| INFORMATION GIVEN |
────
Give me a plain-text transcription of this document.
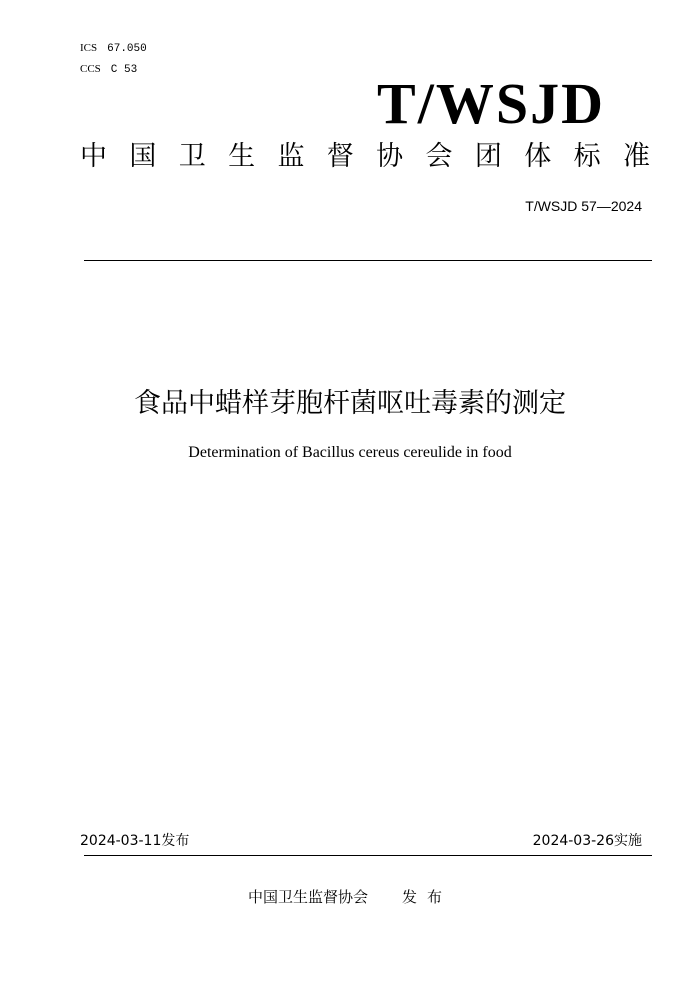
ICS 67.050
CCS C 53
T/WSJD
中 国 卫 生 监 督 协 会 团 体 标 准
T/WSJD 57—2024
食品中蜡样芽胞杆菌呕吐毒素的测定
Determination of Bacillus cereus cereulide in food
2024-03-11发布	2024-03-26实施
中国卫生监督协会 发布
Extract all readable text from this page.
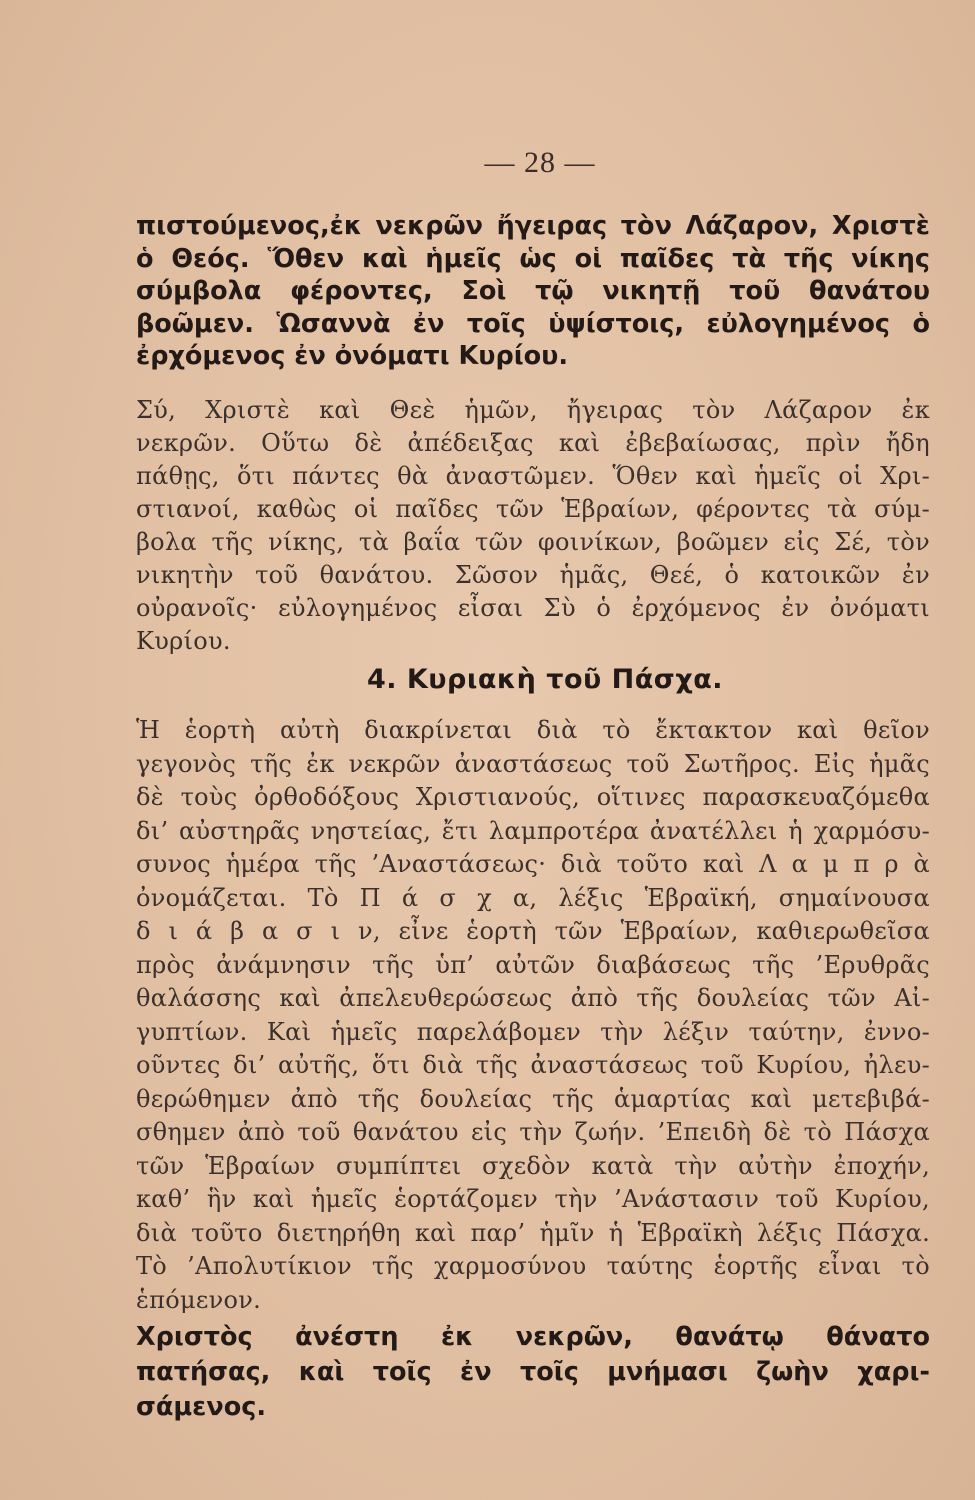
— 28 —
πιστούμενος,ἐκ νεκρῶν ἤγειρας τὸν Λάζαρον, Χριστὲ
ὁ Θεός. Ὅθεν καὶ ἡμεῖς ὡς οἱ παῖδες τὰ τῆς νίκης
σύμβολα φέροντες, Σοὶ τῷ νικητῇ τοῦ θανάτου
βοῶμεν. Ὡσαννὰ ἐν τοῖς ὑψίστοις, εὐλογημένος ὁ
ἐρχόμενος ἐν ὀνόματι Κυρίου.
Σύ, Χριστὲ καὶ Θεὲ ἡμῶν, ἤγειρας τὸν Λάζαρον ἐκ
νεκρῶν. Οὕτω δὲ ἀπέδειξας καὶ ἐβεβαίωσας, πρὶν ἤδη
πάθῃς, ὅτι πάντες θὰ ἀναστῶμεν. Ὅθεν καὶ ἡμεῖς οἱ Χρι-
στιανοί, καθὼς οἱ παῖδες τῶν Ἑβραίων, φέροντες τὰ σύμ-
βολα τῆς νίκης, τὰ βαΐα τῶν φοινίκων, βοῶμεν εἰς Σέ, τὸν
νικητὴν τοῦ θανάτου. Σῶσον ἡμᾶς, Θεέ, ὁ κατοικῶν ἐν
οὐρανοῖς· εὐλογημένος εἶσαι Σὺ ὁ ἐρχόμενος ἐν ὀνόματι
Κυρίου.
4. Κυριακὴ τοῦ Πάσχα.
Ἡ ἑορτὴ αὐτὴ διακρίνεται διὰ τὸ ἔκτακτον καὶ θεῖον
γεγονὸς τῆς ἐκ νεκρῶν ἀναστάσεως τοῦ Σωτῆρος. Εἰς ἡμᾶς
δὲ τοὺς ὀρθοδόξους Χριστιανούς, οἵτινες παρασκευαζόμεθα
δι’ αὐστηρᾶς νηστείας, ἔτι λαμπροτέρα ἀνατέλλει ἡ χαρμόσυ-
συνος ἡμέρα τῆς ’Αναστάσεως· διὰ τοῦτο καὶ Λ α μ π ρ ὰ
ὀνομάζεται. Τὸ Π ά σ χ α, λέξις Ἑβραϊκή, σημαίνουσα
δ ι ά β α σ ι ν, εἶνε ἑορτὴ τῶν Ἑβραίων, καθιερωθεῖσα
πρὸς ἀνάμνησιν τῆς ὑπ’ αὐτῶν διαβάσεως τῆς ’Ερυθρᾶς
θαλάσσης καὶ ἀπελευθερώσεως ἀπὸ τῆς δουλείας τῶν Αἰ-
γυπτίων. Καὶ ἡμεῖς παρελάβομεν τὴν λέξιν ταύτην, ἐννο-
οῦντες δι’ αὐτῆς, ὅτι διὰ τῆς ἀναστάσεως τοῦ Κυρίου, ἠλευ-
θερώθημεν ἀπὸ τῆς δουλείας τῆς ἁμαρτίας καὶ μετεβιβά-
σθημεν ἀπὸ τοῦ θανάτου εἰς τὴν ζωήν. ’Επειδὴ δὲ τὸ Πάσχα
τῶν Ἑβραίων συμπίπτει σχεδὸν κατὰ τὴν αὐτὴν ἐποχήν,
καθ’ ἣν καὶ ἡμεῖς ἑορτάζομεν τὴν ’Ανάστασιν τοῦ Κυρίου,
διὰ τοῦτο διετηρήθη καὶ παρ’ ἡμῖν ἡ Ἑβραϊκὴ λέξις Πάσχα.
Τὸ ’Απολυτίκιον τῆς χαρμοσύνου ταύτης ἑορτῆς εἶναι τὸ
ἑπόμενον.
Χριστὸς ἀνέστη ἐκ νεκρῶν, θανάτῳ θάνατο
πατήσας, καὶ τοῖς ἐν τοῖς μνήμασι ζωὴν χαρι-
σάμενος.
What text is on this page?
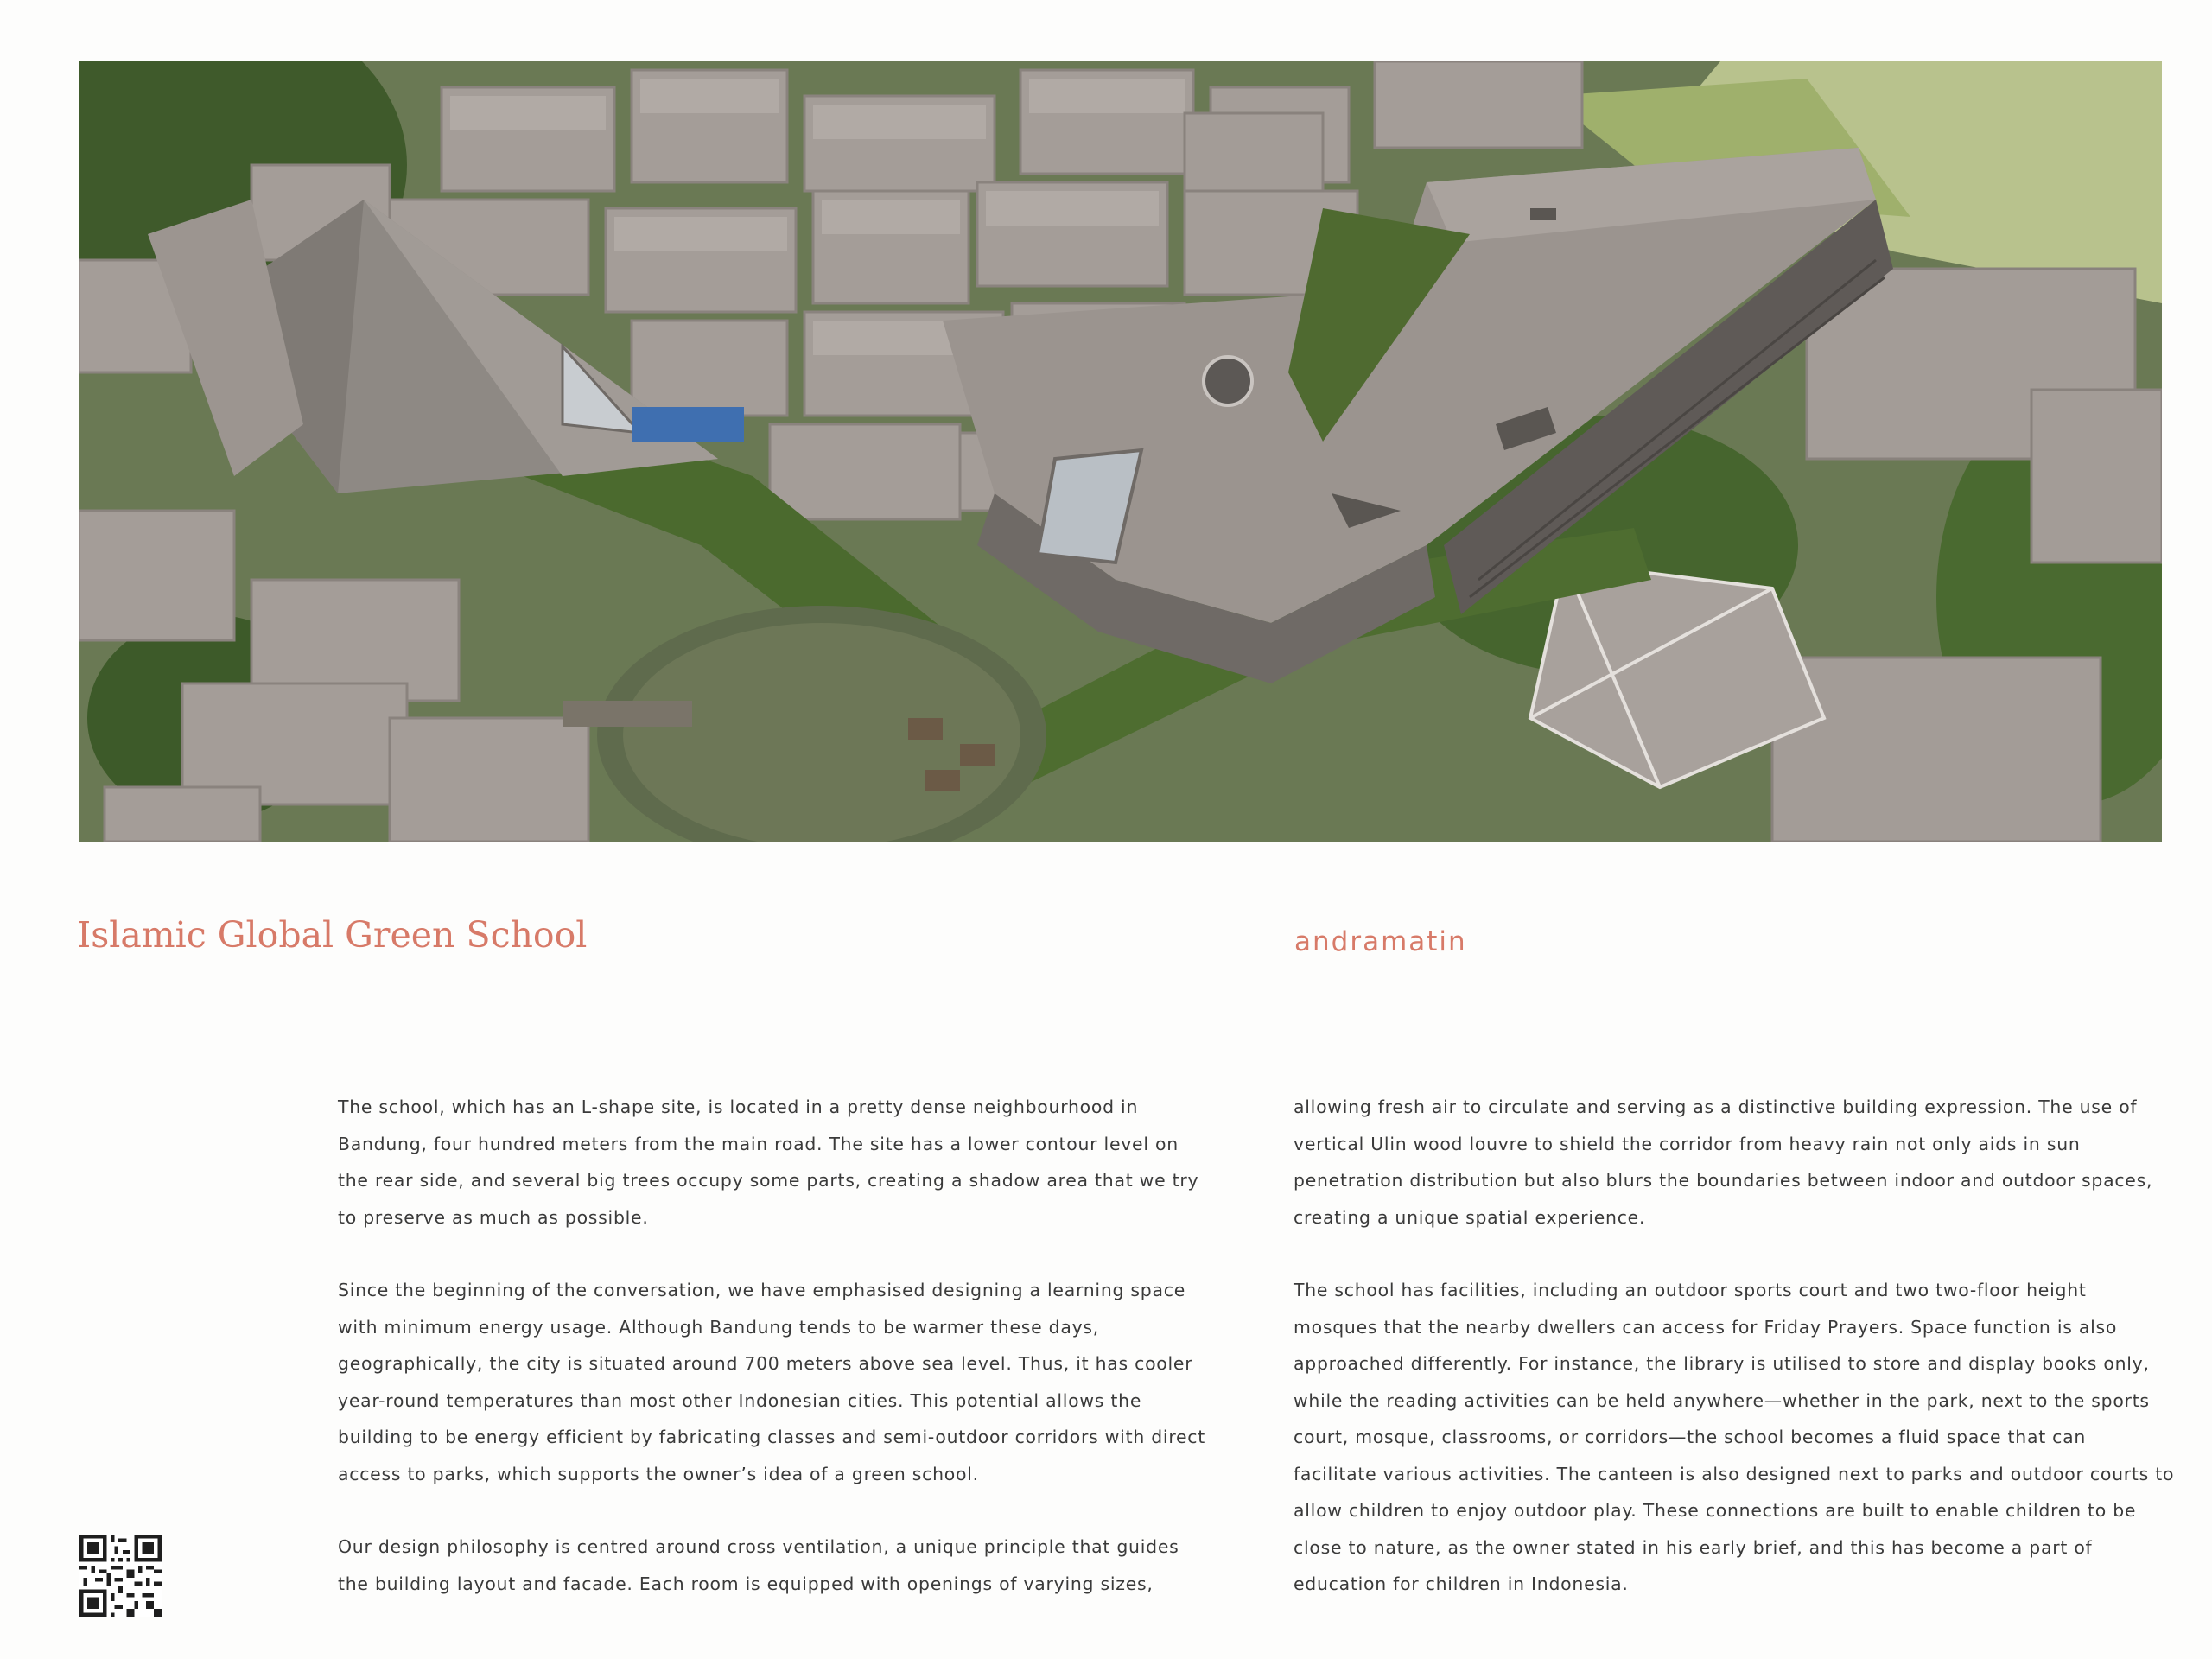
Islamic Global Green School	andramatin

The school, which has an L-shape site, is located in a pretty dense neighbourhood in Bandung, four hundred meters from the main road. The site has a lower contour level on the rear side, and several big trees occupy some parts, creating a shadow area that we try to preserve as much as possible.

Since the beginning of the conversation, we have emphasised designing a learning space with minimum energy usage. Although Bandung tends to be warmer these days, geographically, the city is situated around 700 meters above sea level. Thus, it has cooler year-round temperatures than most other Indonesian cities. This potential allows the building to be energy efficient by fabricating classes and semi-outdoor corridors with direct access to parks, which supports the owner’s idea of a green school.

Our design philosophy is centred around cross ventilation, a unique principle that guides the building layout and facade. Each room is equipped with openings of varying sizes,

allowing fresh air to circulate and serving as a distinctive building expression. The use of vertical Ulin wood louvre to shield the corridor from heavy rain not only aids in sun penetration distribution but also blurs the boundaries between indoor and outdoor spaces, creating a unique spatial experience.

The school has facilities, including an outdoor sports court and two two-floor height mosques that the nearby dwellers can access for Friday Prayers. Space function is also approached differently. For instance, the library is utilised to store and display books only, while the reading activities can be held anywhere—whether in the park, next to the sports court, mosque, classrooms, or corridors—the school becomes a fluid space that can facilitate various activities. The canteen is also designed next to parks and outdoor courts to allow children to enjoy outdoor play. These connections are built to enable children to be close to nature, as the owner stated in his early brief, and this has become a part of education for children in Indonesia.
────
| YOUR OBJECTIVE |
Write out again every line above exactly as given; the pictures do not belong in the copy.

| OUTPUT OF THE EXERCISE |
Give me a plain-text transcription of this document.
ICS 67.050
CCS C 53
T/WSJD
中 国 卫 生 监 督 协 会 团 体 标 准
T/WSJD 57—2024
食品中蜡样芽胞杆菌呕吐毒素的测定
Determination of Bacillus cereus cereulide in food
2024-03-11发布	2024-03-26实施
中国卫生监督协会 发布
Extract all readable text from this page.
— 28 —
πιστούμενος,ἐκ νεκρῶν ἤγειρας τὸν Λάζαρον, Χριστὲ
ὁ Θεός. Ὅθεν καὶ ἡμεῖς ὡς οἱ παῖδες τὰ τῆς νίκης
σύμβολα φέροντες, Σοὶ τῷ νικητῇ τοῦ θανάτου
βοῶμεν. Ὡσαννὰ ἐν τοῖς ὑψίστοις, εὐλογημένος ὁ
ἐρχόμενος ἐν ὀνόματι Κυρίου.
Σύ, Χριστὲ καὶ Θεὲ ἡμῶν, ἤγειρας τὸν Λάζαρον ἐκ
νεκρῶν. Οὕτω δὲ ἀπέδειξας καὶ ἐβεβαίωσας, πρὶν ἤδη
πάθῃς, ὅτι πάντες θὰ ἀναστῶμεν. Ὅθεν καὶ ἡμεῖς οἱ Χρι-
στιανοί, καθὼς οἱ παῖδες τῶν Ἑβραίων, φέροντες τὰ σύμ-
βολα τῆς νίκης, τὰ βαΐα τῶν φοινίκων, βοῶμεν εἰς Σέ, τὸν
νικητὴν τοῦ θανάτου. Σῶσον ἡμᾶς, Θεέ, ὁ κατοικῶν ἐν
οὐρανοῖς· εὐλογημένος εἶσαι Σὺ ὁ ἐρχόμενος ἐν ὀνόματι
Κυρίου.
4. Κυριακὴ τοῦ Πάσχα.
Ἡ ἑορτὴ αὐτὴ διακρίνεται διὰ τὸ ἔκτακτον καὶ θεῖον
γεγονὸς τῆς ἐκ νεκρῶν ἀναστάσεως τοῦ Σωτῆρος. Εἰς ἡμᾶς
δὲ τοὺς ὀρθοδόξους Χριστιανούς, οἵτινες παρασκευαζόμεθα
δι’ αὐστηρᾶς νηστείας, ἔτι λαμπροτέρα ἀνατέλλει ἡ χαρμόσυ-
συνος ἡμέρα τῆς ’Αναστάσεως· διὰ τοῦτο καὶ Λ α μ π ρ ὰ
ὀνομάζεται. Τὸ Π ά σ χ α, λέξις Ἑβραϊκή, σημαίνουσα
δ ι ά β α σ ι ν, εἶνε ἑορτὴ τῶν Ἑβραίων, καθιερωθεῖσα
πρὸς ἀνάμνησιν τῆς ὑπ’ αὐτῶν διαβάσεως τῆς ’Ερυθρᾶς
θαλάσσης καὶ ἀπελευθερώσεως ἀπὸ τῆς δουλείας τῶν Αἰ-
γυπτίων. Καὶ ἡμεῖς παρελάβομεν τὴν λέξιν ταύτην, ἐννο-
οῦντες δι’ αὐτῆς, ὅτι διὰ τῆς ἀναστάσεως τοῦ Κυρίου, ἠλευ-
θερώθημεν ἀπὸ τῆς δουλείας τῆς ἁμαρτίας καὶ μετεβιβά-
σθημεν ἀπὸ τοῦ θανάτου εἰς τὴν ζωήν. ’Επειδὴ δὲ τὸ Πάσχα
τῶν Ἑβραίων συμπίπτει σχεδὸν κατὰ τὴν αὐτὴν ἐποχήν,
καθ’ ἣν καὶ ἡμεῖς ἑορτάζομεν τὴν ’Ανάστασιν τοῦ Κυρίου,
διὰ τοῦτο διετηρήθη καὶ παρ’ ἡμῖν ἡ Ἑβραϊκὴ λέξις Πάσχα.
Τὸ ’Απολυτίκιον τῆς χαρμοσύνου ταύτης ἑορτῆς εἶναι τὸ
ἑπόμενον.
Χριστὸς ἀνέστη ἐκ νεκρῶν, θανάτῳ θάνατο
πατήσας, καὶ τοῖς ἐν τοῖς μνήμασι ζωὴν χαρι-
σάμενος.
What text is on this page?
Islamic Global Green School	andramatin

The school, which has an L-shape site, is located in a pretty dense neighbourhood in Bandung, four hundred meters from the main road. The site has a lower contour level on the rear side, and several big trees occupy some parts, creating a shadow area that we try to preserve as much as possible.

Since the beginning of the conversation, we have emphasised designing a learning space with minimum energy usage. Although Bandung tends to be warmer these days, geographically, the city is situated around 700 meters above sea level. Thus, it has cooler year-round temperatures than most other Indonesian cities. This potential allows the building to be energy efficient by fabricating classes and semi-outdoor corridors with direct access to parks, which supports the owner’s idea of a green school.

Our design philosophy is centred around cross ventilation, a unique principle that guides the building layout and facade. Each room is equipped with openings of varying sizes,

allowing fresh air to circulate and serving as a distinctive building expression. The use of vertical Ulin wood louvre to shield the corridor from heavy rain not only aids in sun penetration distribution but also blurs the boundaries between indoor and outdoor spaces, creating a unique spatial experience.

The school has facilities, including an outdoor sports court and two two-floor height mosques that the nearby dwellers can access for Friday Prayers. Space function is also approached differently. For instance, the library is utilised to store and display books only, while the reading activities can be held anywhere—whether in the park, next to the sports court, mosque, classrooms, or corridors—the school becomes a fluid space that can facilitate various activities. The canteen is also designed next to parks and outdoor courts to allow children to enjoy outdoor play. These connections are built to enable children to be close to nature, as the owner stated in his early brief, and this has become a part of education for children in Indonesia.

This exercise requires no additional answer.